--- START ENTRIES SUPPLIED ---

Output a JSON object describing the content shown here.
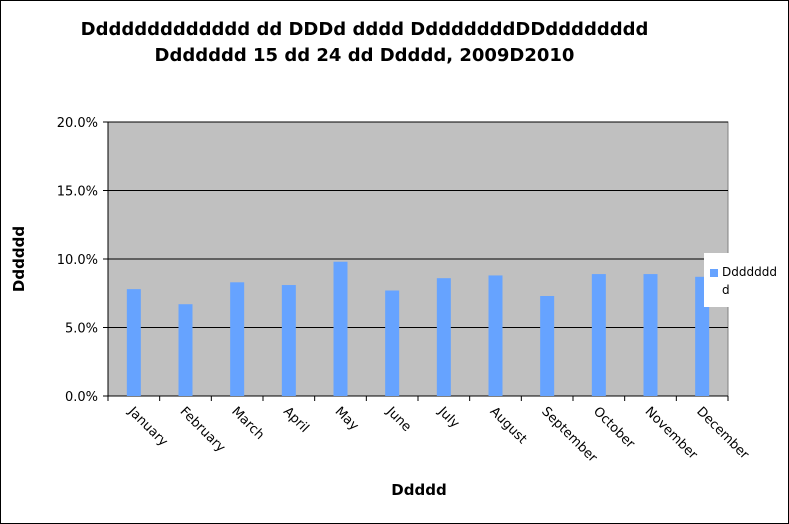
{
  "chart_data": {
    "type": "bar",
    "title": "Ddddddddddddd dd DDDd dddd DdddddddDDdddddddd",
    "subtitle": "Ddddddd 15 dd 24 dd Ddddd, 2009D2010",
    "xlabel": "Ddddd",
    "ylabel": "Dddddd",
    "categories": [
      "January",
      "February",
      "March",
      "April",
      "May",
      "June",
      "July",
      "August",
      "September",
      "October",
      "November",
      "December"
    ],
    "series": [
      {
        "name": "Ddddddd d",
        "color": "#66a3ff",
        "values": [
          7.8,
          6.7,
          8.3,
          8.1,
          9.8,
          7.7,
          8.6,
          8.8,
          7.3,
          8.9,
          8.9,
          8.7
        ]
      }
    ],
    "ylim": [
      0,
      20
    ],
    "yticks": [
      0,
      5,
      10,
      15,
      20
    ],
    "ytick_labels": [
      "0.0%",
      "5.0%",
      "10.0%",
      "15.0%",
      "20.0%"
    ],
    "grid": true,
    "plot_background": "#c0c0c0",
    "legend_position": "right"
  }
}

--- END ENTRIES SUPPLIED ---

WHAT TO WORK ON: Pictures are excluded; repeat every record exactly.

RESPONSE TO THE TASK:
Output a JSON object describing the content shown here.
{
  "chart_data": {
    "type": "bar",
    "title": "Ddddddddddddd dd DDDd dddd DdddddddDDdddddddd",
    "subtitle": "Ddddddd 15 dd 24 dd Ddddd, 2009D2010",
    "xlabel": "Ddddd",
    "ylabel": "Dddddd",
    "categories": [
      "January",
      "February",
      "March",
      "April",
      "May",
      "June",
      "July",
      "August",
      "September",
      "October",
      "November",
      "December"
    ],
    "series": [
      {
        "name": "Ddddddd d",
        "color": "#66a3ff",
        "values": [
          7.8,
          6.7,
          8.3,
          8.1,
          9.8,
          7.7,
          8.6,
          8.8,
          7.3,
          8.9,
          8.9,
          8.7
        ]
      }
    ],
    "ylim": [
      0,
      20
    ],
    "yticks": [
      0,
      5,
      10,
      15,
      20
    ],
    "ytick_labels": [
      "0.0%",
      "5.0%",
      "10.0%",
      "15.0%",
      "20.0%"
    ],
    "grid": true,
    "plot_background": "#c0c0c0",
    "legend_position": "right"
  }
}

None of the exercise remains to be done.